Work to be completed -
Return each line holding the string "鹿城区校级月考".

Dataset records -
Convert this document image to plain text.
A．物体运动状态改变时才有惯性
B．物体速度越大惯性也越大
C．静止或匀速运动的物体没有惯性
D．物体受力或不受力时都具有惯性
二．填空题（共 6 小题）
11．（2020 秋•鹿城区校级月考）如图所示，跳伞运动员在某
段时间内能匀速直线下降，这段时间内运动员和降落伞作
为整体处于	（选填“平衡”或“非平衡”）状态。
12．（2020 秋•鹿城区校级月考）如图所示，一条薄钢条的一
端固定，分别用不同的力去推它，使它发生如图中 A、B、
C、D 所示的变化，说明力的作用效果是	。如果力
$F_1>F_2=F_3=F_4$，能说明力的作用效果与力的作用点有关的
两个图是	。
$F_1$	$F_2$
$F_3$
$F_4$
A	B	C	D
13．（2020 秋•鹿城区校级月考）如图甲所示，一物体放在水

Exercise output -
11．（2020 秋•鹿城区校级月考）如图所示，跳伞运动员在某
12．（2020 秋•鹿城区校级月考）如图所示，一条薄钢条的一
13．（2020 秋•鹿城区校级月考）如图甲所示，一物体放在水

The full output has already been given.